• OPDRACHTEN
1/ Schrijf het deel van de tekst over Liszts pianoconcerten letterlijk over, tussen "Aan beide werd" en "transformatie had uitontwikkeld.", beide inbegrepen.
2/ Stemmen deze uitspraken overeen met de tekst over Liszts pianoconcerten? (a) Krystian Zimerman speelt met het Boston symfonie orkest onder leiding van Seji Ozawa. (b) Bij de première van het tweede concert dirigeerde Berlioz. (c) De opname met Sviatoslav Richter bevat ook de Pianosonate in b. Antwoord telkens met ja of nee en citeer de beslissende woorden uit de tekst.

Liszt: Pianoconcerten nr. 1 in Es S. 124 en 2 in A S. 126; Pianosonate in b S. 178. Sviatoslav Richter met het Londens symfonie orkest o.l.v. Kyrill Kondrashin. Philips 446.200-2 (70’09’). 1961
Liszt: Pianoconcerten nr. 1 in Es S. 124 en 2 in A S. 126; Totentanz S. 126ii. Krystian Zimerman met het Boston symfonie orkest o.l.v. Seji Ozawa. DG 423.571-2 (55’48”). 1987
Liszt was de grootste bedenker van repertoire voor pianosolo en voor het solopianorecital, maar hij schreef ook wat muziek waarin hij zijn talenten onder orkestbegeleiding kon botvieren. Zijn twee pianoconcerten zijn naast de Totentanz de omvangrijkste werken in zijn oeuvre.
Aan beide werd jarenlang gewerkt en geveild. Aan nummer 1 waarschijnlijk van 1830 tot 1839; Berlioz dirigeerde de eerste uitvoering met Liszt aan de vleugel in 1855, aan nr.2 van 1839 tot 1861. Bij de première van het tweede concert in 1857 in Weimar waren de rollen min of meer omgekeerd: Hans von Bülow dirigeerde, Liszt zelf vertolkte de solpartij. Hun uiteindelijke vorm kregen deze werken pas nadat de componist zijn techniek van de thematische transformatie had uitontwikkeld.

• VASTGELEGDE GEGEVENS
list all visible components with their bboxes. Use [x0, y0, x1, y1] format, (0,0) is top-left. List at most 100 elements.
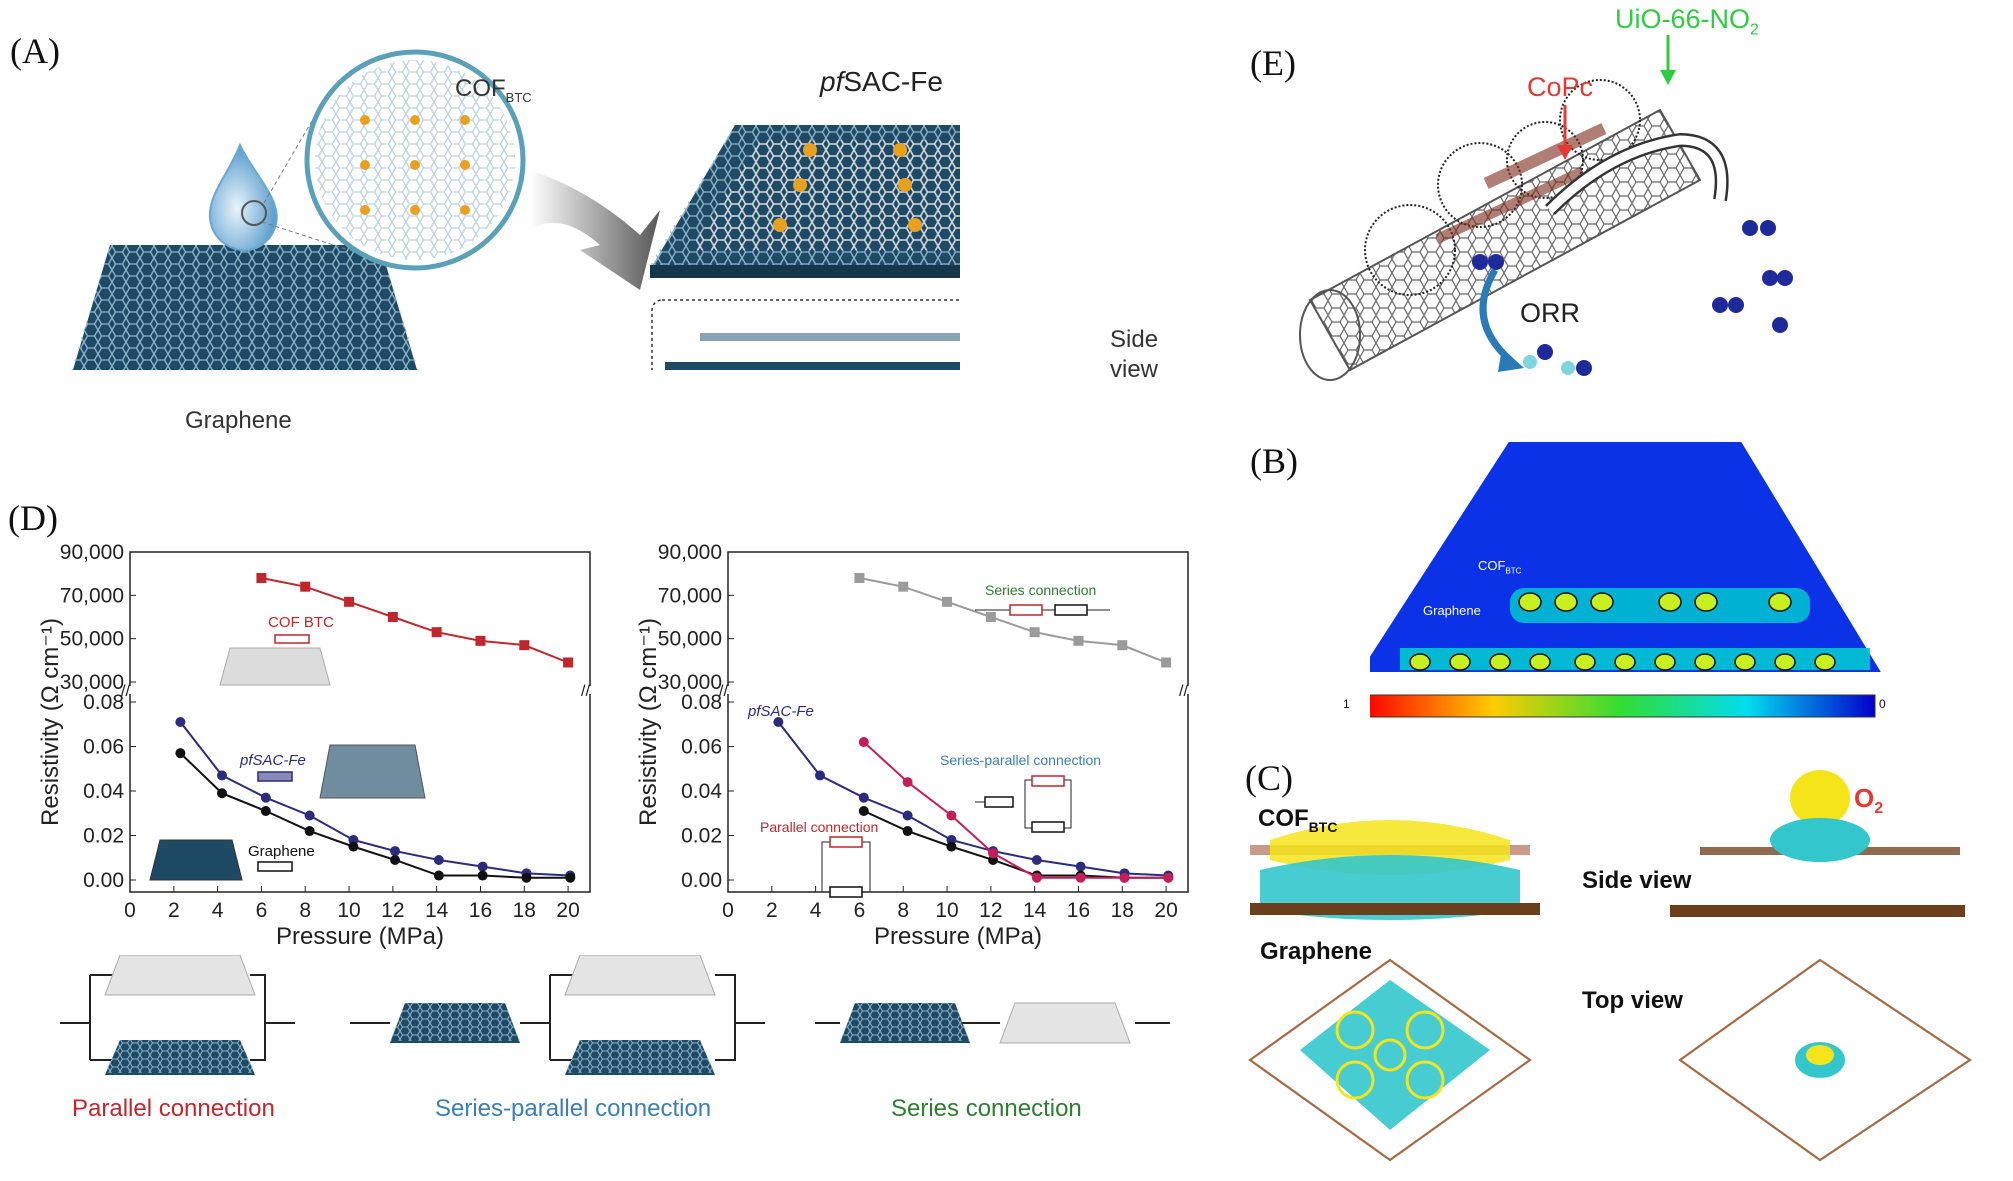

• ANTWOORDEN
1/
Aan beide werd jarenlang gewerkt en geveild. Aan nummer 1 waarschijnlijk van 1830 tot 1839; Berlioz dirigeerde de eerste uitvoering met Liszt aan de vleugel in 1855, aan nr.2 van 1839 tot 1861. Bij de première van het tweede concert in 1857 in Weimar waren de rollen min of meer omgekeerd: Hans von Bülow dirigeerde, Liszt zelf vertolkte de solpartij. Hun uiteindelijke vorm kregen deze werken pas nadat de componist zijn techniek van de thematische transformatie had uitontwikkeld.

2/
(a) Ja: "Krystian Zimerman met het Boston symfonie orkest o.l.v. Seji Ozawa"
(b) Nee: "Hans von Bülow dirigeerde"
(c) Ja: "Pianosonate in b S. 178. Sviatoslav Richter"